# Data provided start

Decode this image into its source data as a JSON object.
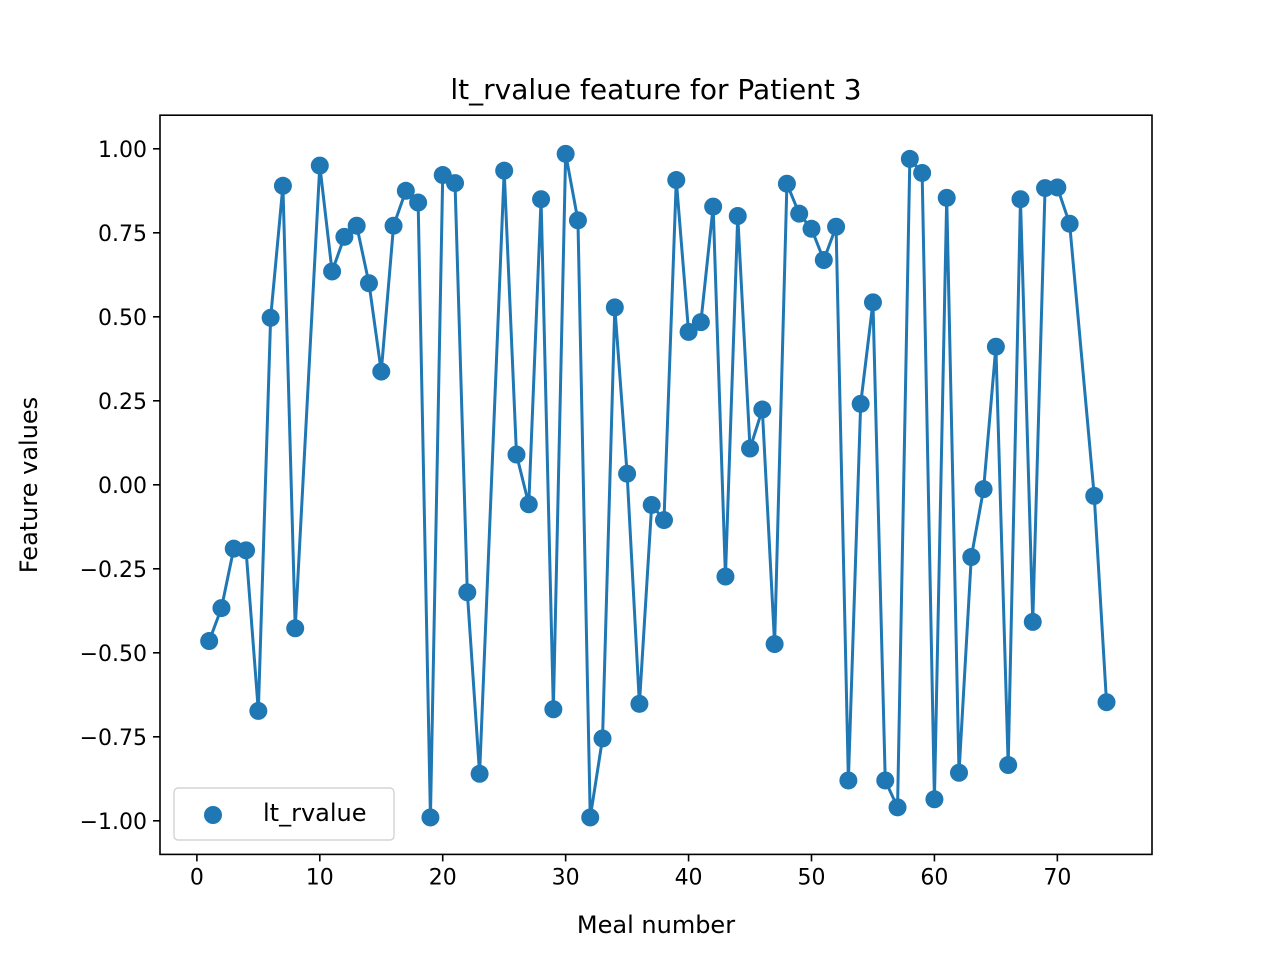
{
  "chart_data": {
    "type": "line",
    "title": "lt_rvalue feature for Patient 3",
    "xlabel": "Meal number",
    "ylabel": "Feature values",
    "xlim": [
      -3,
      77.7
    ],
    "ylim": [
      -1.1,
      1.1
    ],
    "xticks": [
      0,
      10,
      20,
      30,
      40,
      50,
      60,
      70
    ],
    "yticks": [
      1.0,
      0.75,
      0.5,
      0.25,
      0.0,
      -0.25,
      -0.5,
      -0.75,
      -1.0
    ],
    "xtick_labels": [
      "0",
      "10",
      "20",
      "30",
      "40",
      "50",
      "60",
      "70"
    ],
    "ytick_labels": [
      "1.00",
      "0.75",
      "0.50",
      "0.25",
      "0.00",
      "−0.25",
      "−0.50",
      "−0.75",
      "−1.00"
    ],
    "grid": false,
    "legend": {
      "position": "lower left",
      "label": "lt_rvalue"
    },
    "series": [
      {
        "name": "lt_rvalue",
        "color": "#1f77b4",
        "marker": "circle",
        "x": [
          1,
          2,
          3,
          4,
          5,
          6,
          7,
          8,
          10,
          11,
          12,
          13,
          14,
          15,
          16,
          17,
          18,
          19,
          20,
          21,
          22,
          23,
          25,
          26,
          27,
          28,
          29,
          30,
          31,
          32,
          33,
          34,
          35,
          36,
          37,
          38,
          39,
          40,
          41,
          42,
          43,
          44,
          45,
          46,
          47,
          48,
          49,
          50,
          51,
          52,
          53,
          54,
          55,
          56,
          57,
          58,
          59,
          60,
          61,
          62,
          63,
          64,
          65,
          66,
          67,
          68,
          69,
          70,
          71,
          73,
          74
        ],
        "y": [
          -0.465,
          -0.367,
          -0.19,
          -0.195,
          -0.673,
          0.497,
          0.89,
          -0.427,
          0.95,
          0.635,
          0.738,
          0.771,
          0.6,
          0.337,
          0.771,
          0.875,
          0.84,
          -0.99,
          0.922,
          0.898,
          -0.32,
          -0.86,
          0.935,
          0.09,
          -0.058,
          0.85,
          -0.668,
          0.985,
          0.787,
          -0.99,
          -0.755,
          0.528,
          0.033,
          -0.652,
          -0.06,
          -0.105,
          0.907,
          0.455,
          0.484,
          0.828,
          -0.273,
          0.8,
          0.108,
          0.224,
          -0.474,
          0.896,
          0.807,
          0.762,
          0.669,
          0.768,
          -0.88,
          0.241,
          0.543,
          -0.88,
          -0.96,
          0.97,
          0.928,
          -0.936,
          0.854,
          -0.857,
          -0.215,
          -0.013,
          0.411,
          -0.834,
          0.85,
          -0.408,
          0.883,
          0.885,
          0.777,
          -0.033,
          -0.647
        ]
      }
    ]
  }
}
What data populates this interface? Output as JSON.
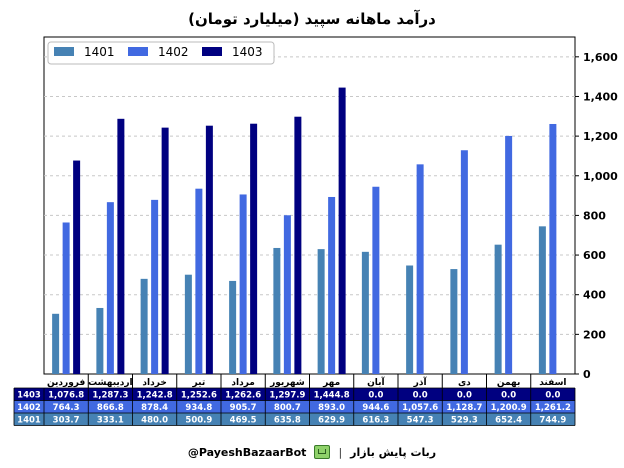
{
  "chart_data": {
    "type": "bar",
    "title": "درآمد ماهانه سپید (میلیارد تومان)",
    "categories": [
      "فروردین",
      "اردیبهشت",
      "خرداد",
      "تیر",
      "مرداد",
      "شهریور",
      "مهر",
      "آبان",
      "آذر",
      "دی",
      "بهمن",
      "اسفند"
    ],
    "series": [
      {
        "name": "1401",
        "color": "#4682b4",
        "values": [
          303.7,
          333.1,
          480.0,
          500.9,
          469.5,
          635.8,
          629.9,
          616.3,
          547.3,
          529.3,
          652.4,
          744.9
        ],
        "labels": [
          "303.7",
          "333.1",
          "480.0",
          "500.9",
          "469.5",
          "635.8",
          "629.9",
          "616.3",
          "547.3",
          "529.3",
          "652.4",
          "744.9"
        ]
      },
      {
        "name": "1402",
        "color": "#4169e1",
        "values": [
          764.3,
          866.8,
          878.4,
          934.8,
          905.7,
          800.7,
          893.0,
          944.6,
          1057.6,
          1128.7,
          1200.9,
          1261.2
        ],
        "labels": [
          "764.3",
          "866.8",
          "878.4",
          "934.8",
          "905.7",
          "800.7",
          "893.0",
          "944.6",
          "1,057.6",
          "1,128.7",
          "1,200.9",
          "1,261.2"
        ]
      },
      {
        "name": "1403",
        "color": "#000080",
        "values": [
          1076.8,
          1287.3,
          1242.8,
          1252.6,
          1262.6,
          1297.9,
          1444.8,
          0.0,
          0.0,
          0.0,
          0.0,
          0.0
        ],
        "labels": [
          "1,076.8",
          "1,287.3",
          "1,242.8",
          "1,252.6",
          "1,262.6",
          "1,297.9",
          "1,444.8",
          "0.0",
          "0.0",
          "0.0",
          "0.0",
          "0.0"
        ]
      }
    ],
    "table_row_order": [
      "1403",
      "1402",
      "1401"
    ],
    "y_ticks": [
      "0",
      "200",
      "400",
      "600",
      "800",
      "1,000",
      "1,200",
      "1,400",
      "1,600"
    ],
    "ylim": [
      0,
      1700
    ],
    "y_axis_side": "right",
    "grid": "horizontal dashed",
    "legend": "top-left"
  },
  "footer": {
    "handle": "@PayeshBazaarBot",
    "separator": "|",
    "bot_name": "ربات پایش بازار",
    "icon": "bot-monitor-icon"
  }
}
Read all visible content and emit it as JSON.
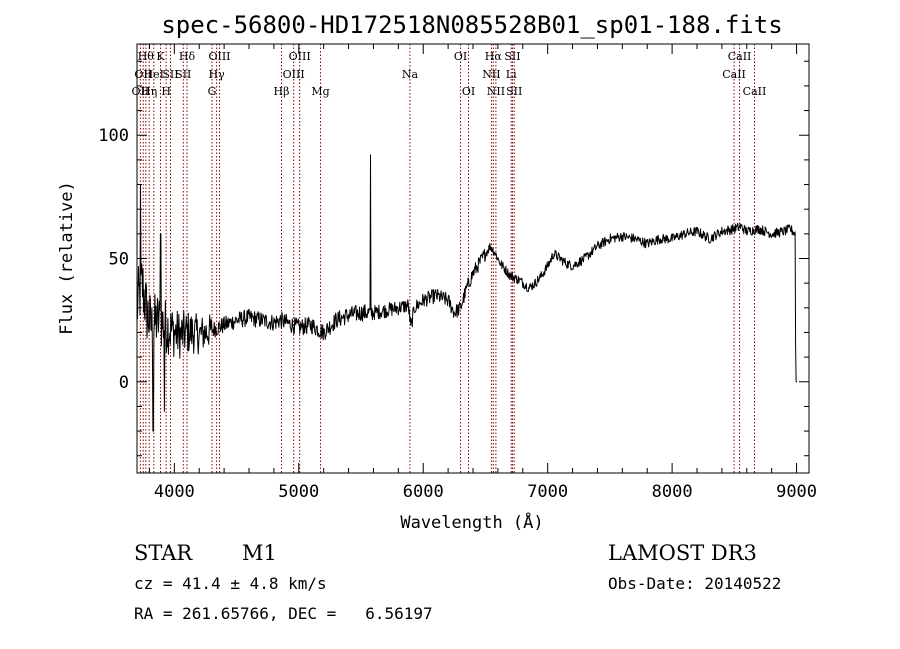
{
  "chart_data": {
    "type": "line",
    "title": "spec-56800-HD172518N085528B01_sp01-188.fits",
    "xlabel": "Wavelength (Å)",
    "ylabel": "Flux (relative)",
    "xlim": [
      3700,
      9100
    ],
    "ylim": [
      -37,
      137
    ],
    "xticks": [
      4000,
      5000,
      6000,
      7000,
      8000,
      9000
    ],
    "yticks": [
      0,
      50,
      100
    ],
    "series": [
      {
        "name": "spectrum",
        "anchors": [
          [
            3700,
            30
          ],
          [
            3740,
            40
          ],
          [
            3780,
            28
          ],
          [
            3820,
            22
          ],
          [
            3860,
            25
          ],
          [
            3900,
            24
          ],
          [
            3950,
            22
          ],
          [
            4000,
            20
          ],
          [
            4050,
            19
          ],
          [
            4100,
            20
          ],
          [
            4150,
            20
          ],
          [
            4200,
            19
          ],
          [
            4250,
            20
          ],
          [
            4300,
            21
          ],
          [
            4350,
            22
          ],
          [
            4400,
            23
          ],
          [
            4500,
            25
          ],
          [
            4600,
            26
          ],
          [
            4700,
            25
          ],
          [
            4800,
            24
          ],
          [
            4850,
            25
          ],
          [
            4900,
            24
          ],
          [
            5000,
            22
          ],
          [
            5100,
            23
          ],
          [
            5200,
            20
          ],
          [
            5300,
            25
          ],
          [
            5400,
            27
          ],
          [
            5500,
            28
          ],
          [
            5570,
            28
          ],
          [
            5600,
            28
          ],
          [
            5700,
            29
          ],
          [
            5800,
            30
          ],
          [
            5880,
            31
          ],
          [
            5900,
            22
          ],
          [
            5930,
            30
          ],
          [
            6000,
            33
          ],
          [
            6100,
            35
          ],
          [
            6200,
            33
          ],
          [
            6250,
            28
          ],
          [
            6300,
            30
          ],
          [
            6350,
            38
          ],
          [
            6400,
            44
          ],
          [
            6450,
            48
          ],
          [
            6500,
            52
          ],
          [
            6540,
            55
          ],
          [
            6580,
            52
          ],
          [
            6620,
            48
          ],
          [
            6700,
            43
          ],
          [
            6780,
            41
          ],
          [
            6850,
            38
          ],
          [
            6900,
            40
          ],
          [
            6950,
            43
          ],
          [
            7000,
            47
          ],
          [
            7050,
            52
          ],
          [
            7100,
            50
          ],
          [
            7150,
            48
          ],
          [
            7200,
            47
          ],
          [
            7300,
            50
          ],
          [
            7400,
            55
          ],
          [
            7500,
            58
          ],
          [
            7600,
            59
          ],
          [
            7700,
            58
          ],
          [
            7800,
            56
          ],
          [
            7900,
            58
          ],
          [
            8000,
            58
          ],
          [
            8100,
            60
          ],
          [
            8200,
            61
          ],
          [
            8300,
            58
          ],
          [
            8400,
            61
          ],
          [
            8500,
            62
          ],
          [
            8550,
            63
          ],
          [
            8600,
            61
          ],
          [
            8700,
            62
          ],
          [
            8800,
            60
          ],
          [
            8900,
            61
          ],
          [
            8950,
            62
          ],
          [
            8990,
            60
          ]
        ],
        "features": [
          {
            "x": 3728,
            "peak": 80
          },
          {
            "x": 3830,
            "min": -20
          },
          {
            "x": 3890,
            "peak": 60
          },
          {
            "x": 3920,
            "min": -12
          },
          {
            "x": 5577,
            "peak": 92
          },
          {
            "x": 8992,
            "min": 15
          },
          {
            "x": 8998,
            "min": 0
          }
        ]
      }
    ],
    "emission_lines": [
      {
        "x": 3727,
        "label": "OII",
        "row": 2
      },
      {
        "x": 3750,
        "label": "OII",
        "row": 1
      },
      {
        "x": 3771,
        "label": "Hθ",
        "row": 0
      },
      {
        "x": 3798,
        "label": "Hη",
        "row": 2
      },
      {
        "x": 3835,
        "label": "HeI",
        "row": 1
      },
      {
        "x": 3889,
        "label": "K",
        "row": 0
      },
      {
        "x": 3934,
        "label": "H",
        "row": 2
      },
      {
        "x": 3969,
        "label": "SII",
        "row": 1
      },
      {
        "x": 4102,
        "label": "Hδ",
        "row": 0
      },
      {
        "x": 4072,
        "label": "SII",
        "row": 1
      },
      {
        "x": 4303,
        "label": "G",
        "row": 2
      },
      {
        "x": 4340,
        "label": "Hγ",
        "row": 1
      },
      {
        "x": 4363,
        "label": "OIII",
        "row": 0
      },
      {
        "x": 4861,
        "label": "Hβ",
        "row": 2
      },
      {
        "x": 4959,
        "label": "OIII",
        "row": 1
      },
      {
        "x": 5007,
        "label": "OIII",
        "row": 0
      },
      {
        "x": 5175,
        "label": "Mg",
        "row": 2
      },
      {
        "x": 5893,
        "label": "Na",
        "row": 1
      },
      {
        "x": 6300,
        "label": "OI",
        "row": 0
      },
      {
        "x": 6364,
        "label": "OI",
        "row": 2
      },
      {
        "x": 6548,
        "label": "NII",
        "row": 1
      },
      {
        "x": 6563,
        "label": "Hα",
        "row": 0
      },
      {
        "x": 6584,
        "label": "NII",
        "row": 2
      },
      {
        "x": 6707,
        "label": "Li",
        "row": 1
      },
      {
        "x": 6717,
        "label": "SII",
        "row": 0
      },
      {
        "x": 6731,
        "label": "SII",
        "row": 2
      },
      {
        "x": 8498,
        "label": "CaII",
        "row": 1
      },
      {
        "x": 8542,
        "label": "CaII",
        "row": 0
      },
      {
        "x": 8662,
        "label": "CaII",
        "row": 2
      }
    ]
  },
  "info": {
    "class_label": "STAR",
    "subclass": "M1",
    "cz": "cz = 41.4 ± 4.8 km/s",
    "coords": "RA = 261.65766, DEC =   6.56197",
    "survey": "LAMOST DR3",
    "obs_date": "Obs-Date: 20140522"
  },
  "colors": {
    "line_marker": "#8b0000",
    "spectrum": "#000000",
    "frame": "#000000"
  }
}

# Data provided end

→ **What the task requires**: Only the number is wanted: how many lines contain the string "ylabel"?

→ **Result of this task**: 2